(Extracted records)
▼

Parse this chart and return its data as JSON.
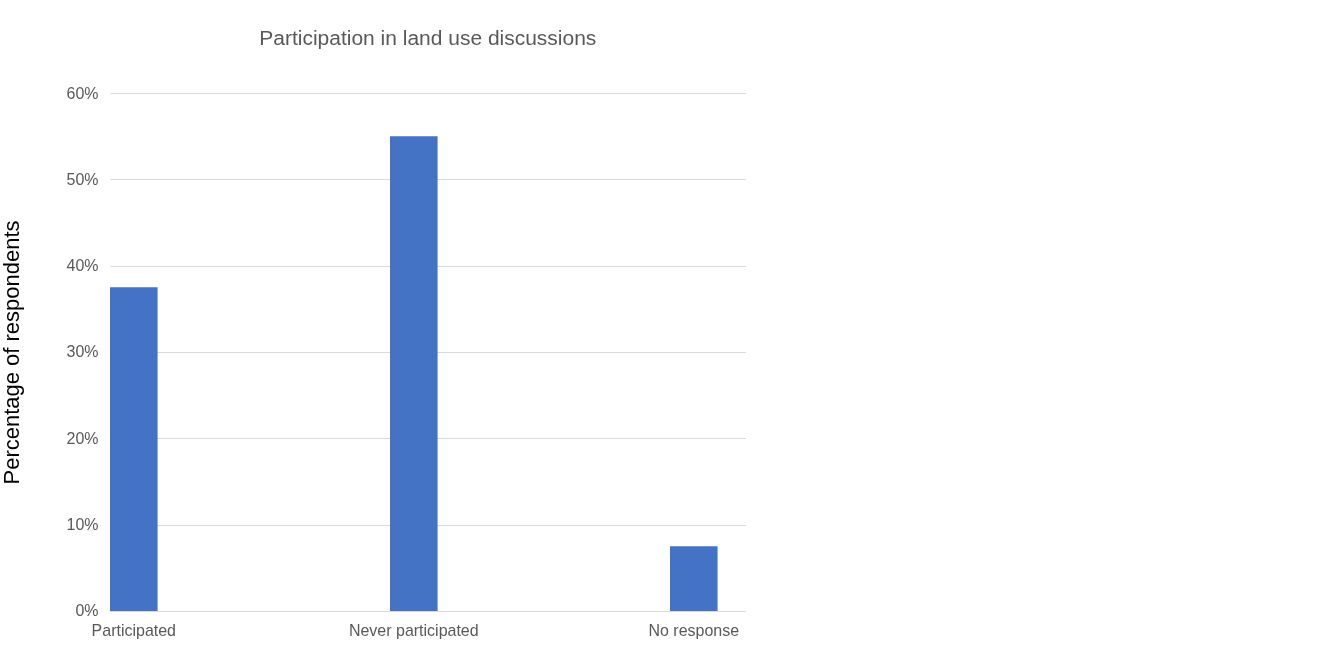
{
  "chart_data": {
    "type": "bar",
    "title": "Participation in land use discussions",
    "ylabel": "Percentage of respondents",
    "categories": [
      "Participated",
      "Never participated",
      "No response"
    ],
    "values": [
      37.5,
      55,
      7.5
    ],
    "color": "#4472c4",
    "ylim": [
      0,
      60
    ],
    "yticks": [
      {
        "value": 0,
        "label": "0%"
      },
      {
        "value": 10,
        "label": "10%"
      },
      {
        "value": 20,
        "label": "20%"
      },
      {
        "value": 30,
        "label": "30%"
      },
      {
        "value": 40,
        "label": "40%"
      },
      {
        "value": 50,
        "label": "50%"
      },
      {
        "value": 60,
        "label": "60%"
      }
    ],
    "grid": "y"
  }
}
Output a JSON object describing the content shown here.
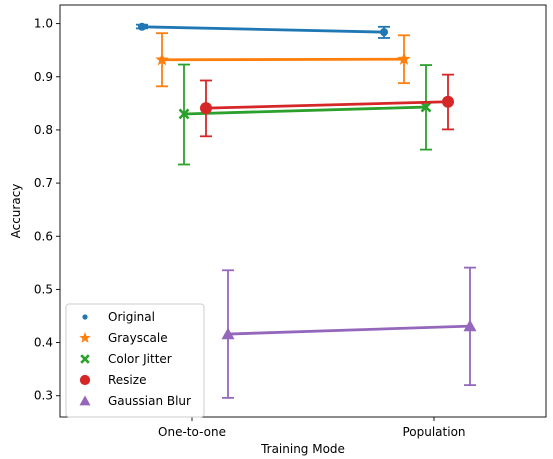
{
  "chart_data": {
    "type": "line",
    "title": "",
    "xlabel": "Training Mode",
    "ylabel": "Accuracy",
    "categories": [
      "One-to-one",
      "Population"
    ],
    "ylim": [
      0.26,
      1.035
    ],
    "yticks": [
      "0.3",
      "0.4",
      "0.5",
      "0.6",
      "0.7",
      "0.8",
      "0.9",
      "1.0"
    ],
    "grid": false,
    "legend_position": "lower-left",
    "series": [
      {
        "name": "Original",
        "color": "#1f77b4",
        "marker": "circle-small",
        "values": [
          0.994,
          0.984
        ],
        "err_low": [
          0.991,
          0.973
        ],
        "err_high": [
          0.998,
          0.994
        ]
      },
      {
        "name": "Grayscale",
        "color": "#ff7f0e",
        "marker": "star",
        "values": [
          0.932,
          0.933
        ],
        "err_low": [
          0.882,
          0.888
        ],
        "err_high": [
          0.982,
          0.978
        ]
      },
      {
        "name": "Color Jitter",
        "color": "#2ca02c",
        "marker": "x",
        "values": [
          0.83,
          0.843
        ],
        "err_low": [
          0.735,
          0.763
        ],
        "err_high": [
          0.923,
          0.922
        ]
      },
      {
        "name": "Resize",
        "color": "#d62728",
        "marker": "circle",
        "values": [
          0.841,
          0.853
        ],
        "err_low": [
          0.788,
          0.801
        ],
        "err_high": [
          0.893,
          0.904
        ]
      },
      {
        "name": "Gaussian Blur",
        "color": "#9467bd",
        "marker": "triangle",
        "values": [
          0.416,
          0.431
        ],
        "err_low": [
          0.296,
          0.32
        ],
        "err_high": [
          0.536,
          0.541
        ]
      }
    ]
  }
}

▲
▼

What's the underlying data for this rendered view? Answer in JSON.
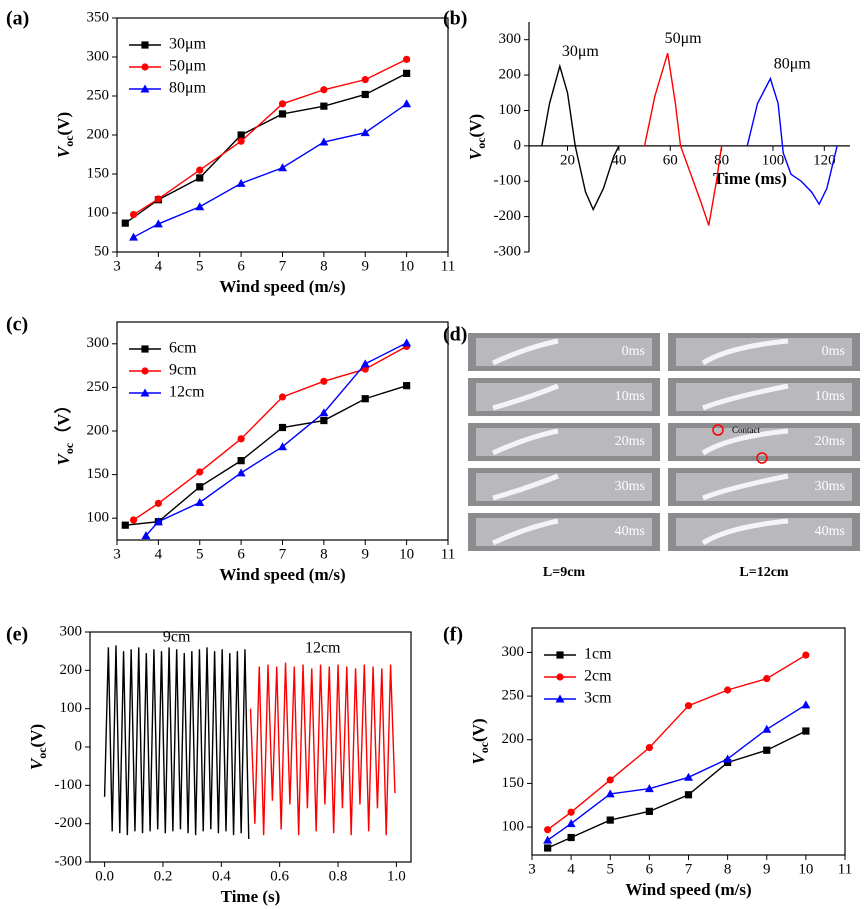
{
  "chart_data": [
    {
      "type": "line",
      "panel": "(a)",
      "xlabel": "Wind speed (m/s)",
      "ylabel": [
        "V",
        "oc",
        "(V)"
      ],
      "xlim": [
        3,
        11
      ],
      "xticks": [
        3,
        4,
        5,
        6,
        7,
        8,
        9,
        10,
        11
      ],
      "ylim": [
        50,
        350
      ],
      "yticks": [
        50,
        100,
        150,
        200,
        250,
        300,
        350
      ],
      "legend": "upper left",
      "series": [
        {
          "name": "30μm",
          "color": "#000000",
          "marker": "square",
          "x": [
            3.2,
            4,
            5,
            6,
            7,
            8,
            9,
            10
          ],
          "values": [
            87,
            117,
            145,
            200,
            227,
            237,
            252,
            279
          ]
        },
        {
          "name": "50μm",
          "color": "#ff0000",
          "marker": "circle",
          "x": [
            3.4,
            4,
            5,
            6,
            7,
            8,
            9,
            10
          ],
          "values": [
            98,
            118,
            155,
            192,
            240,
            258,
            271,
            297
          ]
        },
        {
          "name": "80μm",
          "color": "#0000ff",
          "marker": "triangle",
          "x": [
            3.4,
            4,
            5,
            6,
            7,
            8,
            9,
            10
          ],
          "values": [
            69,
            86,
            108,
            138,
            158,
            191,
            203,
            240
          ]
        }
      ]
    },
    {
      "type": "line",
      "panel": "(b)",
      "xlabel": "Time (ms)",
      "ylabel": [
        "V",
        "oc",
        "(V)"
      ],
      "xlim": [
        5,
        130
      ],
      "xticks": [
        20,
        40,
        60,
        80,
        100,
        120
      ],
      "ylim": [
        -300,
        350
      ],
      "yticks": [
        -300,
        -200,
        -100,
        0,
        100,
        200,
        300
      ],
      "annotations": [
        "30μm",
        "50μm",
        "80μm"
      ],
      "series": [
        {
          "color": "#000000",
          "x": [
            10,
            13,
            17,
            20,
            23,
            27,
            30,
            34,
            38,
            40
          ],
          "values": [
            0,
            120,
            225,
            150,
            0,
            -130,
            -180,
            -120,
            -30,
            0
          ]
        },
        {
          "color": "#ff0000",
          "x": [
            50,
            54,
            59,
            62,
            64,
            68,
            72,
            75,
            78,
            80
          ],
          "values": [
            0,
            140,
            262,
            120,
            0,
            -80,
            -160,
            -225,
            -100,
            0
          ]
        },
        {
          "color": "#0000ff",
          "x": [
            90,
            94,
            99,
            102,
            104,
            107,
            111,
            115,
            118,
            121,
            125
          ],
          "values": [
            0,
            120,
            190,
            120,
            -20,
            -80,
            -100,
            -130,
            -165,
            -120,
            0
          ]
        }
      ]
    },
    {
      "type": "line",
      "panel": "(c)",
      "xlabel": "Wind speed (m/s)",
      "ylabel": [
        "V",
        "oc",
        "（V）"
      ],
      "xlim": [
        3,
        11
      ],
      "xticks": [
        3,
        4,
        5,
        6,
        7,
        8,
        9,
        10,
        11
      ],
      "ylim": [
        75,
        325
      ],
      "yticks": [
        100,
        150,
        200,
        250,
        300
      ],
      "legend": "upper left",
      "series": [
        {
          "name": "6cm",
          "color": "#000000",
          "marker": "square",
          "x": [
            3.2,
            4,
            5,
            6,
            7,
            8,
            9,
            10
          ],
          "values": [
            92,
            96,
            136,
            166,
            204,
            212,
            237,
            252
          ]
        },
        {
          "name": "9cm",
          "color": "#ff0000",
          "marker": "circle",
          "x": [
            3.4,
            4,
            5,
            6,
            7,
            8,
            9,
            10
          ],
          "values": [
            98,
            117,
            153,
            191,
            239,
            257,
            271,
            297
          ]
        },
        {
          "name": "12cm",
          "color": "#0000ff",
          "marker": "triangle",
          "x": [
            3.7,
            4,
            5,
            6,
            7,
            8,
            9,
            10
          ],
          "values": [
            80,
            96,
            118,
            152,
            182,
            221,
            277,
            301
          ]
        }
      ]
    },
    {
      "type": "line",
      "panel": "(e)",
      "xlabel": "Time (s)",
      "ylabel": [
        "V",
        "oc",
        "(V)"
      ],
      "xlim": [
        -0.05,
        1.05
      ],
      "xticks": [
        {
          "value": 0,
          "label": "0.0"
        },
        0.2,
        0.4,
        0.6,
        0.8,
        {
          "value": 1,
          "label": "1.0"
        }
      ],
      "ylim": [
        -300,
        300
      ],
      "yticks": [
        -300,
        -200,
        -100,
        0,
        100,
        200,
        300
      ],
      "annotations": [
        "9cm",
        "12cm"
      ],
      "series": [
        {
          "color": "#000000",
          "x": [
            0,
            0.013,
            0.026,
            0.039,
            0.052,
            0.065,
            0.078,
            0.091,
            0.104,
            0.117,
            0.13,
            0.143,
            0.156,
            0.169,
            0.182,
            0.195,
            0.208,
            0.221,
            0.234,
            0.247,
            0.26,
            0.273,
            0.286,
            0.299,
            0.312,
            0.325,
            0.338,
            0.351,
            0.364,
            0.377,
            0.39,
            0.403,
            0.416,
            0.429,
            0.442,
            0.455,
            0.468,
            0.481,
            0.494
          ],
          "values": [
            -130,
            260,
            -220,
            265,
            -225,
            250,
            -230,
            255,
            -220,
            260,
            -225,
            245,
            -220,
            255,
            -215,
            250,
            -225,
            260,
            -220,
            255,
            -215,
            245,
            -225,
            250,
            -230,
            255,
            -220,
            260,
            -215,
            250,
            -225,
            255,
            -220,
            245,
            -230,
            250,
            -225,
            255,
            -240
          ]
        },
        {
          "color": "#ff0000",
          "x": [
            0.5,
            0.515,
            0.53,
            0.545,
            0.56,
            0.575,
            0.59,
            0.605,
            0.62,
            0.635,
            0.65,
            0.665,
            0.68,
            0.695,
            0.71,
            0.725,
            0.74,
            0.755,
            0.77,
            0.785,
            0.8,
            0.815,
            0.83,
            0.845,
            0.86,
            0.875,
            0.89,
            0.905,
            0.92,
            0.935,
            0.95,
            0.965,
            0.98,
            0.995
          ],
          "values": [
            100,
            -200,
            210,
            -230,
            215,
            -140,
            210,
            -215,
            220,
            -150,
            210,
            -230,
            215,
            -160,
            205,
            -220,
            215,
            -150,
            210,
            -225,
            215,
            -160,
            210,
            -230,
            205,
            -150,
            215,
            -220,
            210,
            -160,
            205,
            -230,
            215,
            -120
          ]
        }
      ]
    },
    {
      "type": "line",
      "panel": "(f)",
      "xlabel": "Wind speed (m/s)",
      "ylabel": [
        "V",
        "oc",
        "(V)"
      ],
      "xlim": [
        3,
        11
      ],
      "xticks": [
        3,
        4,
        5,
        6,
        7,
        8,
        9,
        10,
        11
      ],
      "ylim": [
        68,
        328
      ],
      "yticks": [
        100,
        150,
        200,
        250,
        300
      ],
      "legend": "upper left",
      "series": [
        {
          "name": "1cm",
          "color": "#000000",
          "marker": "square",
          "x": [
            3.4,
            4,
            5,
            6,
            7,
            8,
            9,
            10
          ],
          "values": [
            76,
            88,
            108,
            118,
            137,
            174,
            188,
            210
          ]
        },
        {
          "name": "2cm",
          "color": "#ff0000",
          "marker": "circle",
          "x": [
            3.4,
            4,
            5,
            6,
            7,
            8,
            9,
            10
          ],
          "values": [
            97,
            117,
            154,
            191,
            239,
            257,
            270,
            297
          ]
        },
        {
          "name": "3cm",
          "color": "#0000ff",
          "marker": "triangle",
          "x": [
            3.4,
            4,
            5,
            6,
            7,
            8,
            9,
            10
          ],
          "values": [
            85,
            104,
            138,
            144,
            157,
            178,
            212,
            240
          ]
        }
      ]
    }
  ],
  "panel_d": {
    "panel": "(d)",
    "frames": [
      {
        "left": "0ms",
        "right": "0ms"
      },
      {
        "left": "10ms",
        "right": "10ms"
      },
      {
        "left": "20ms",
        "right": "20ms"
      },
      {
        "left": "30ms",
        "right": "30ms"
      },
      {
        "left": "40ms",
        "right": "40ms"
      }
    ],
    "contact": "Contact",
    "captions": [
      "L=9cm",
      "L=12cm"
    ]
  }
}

▲

Above are the records. Copy every line in them holding "left".

▶ **Response**
    "legend_position": "lower-left",
      "legend": "upper left",
      "legend": "upper left",
      "legend": "upper left",
        "left": "0ms",
        "left": "10ms",
        "left": "20ms",
        "left": "30ms",
        "left": "40ms",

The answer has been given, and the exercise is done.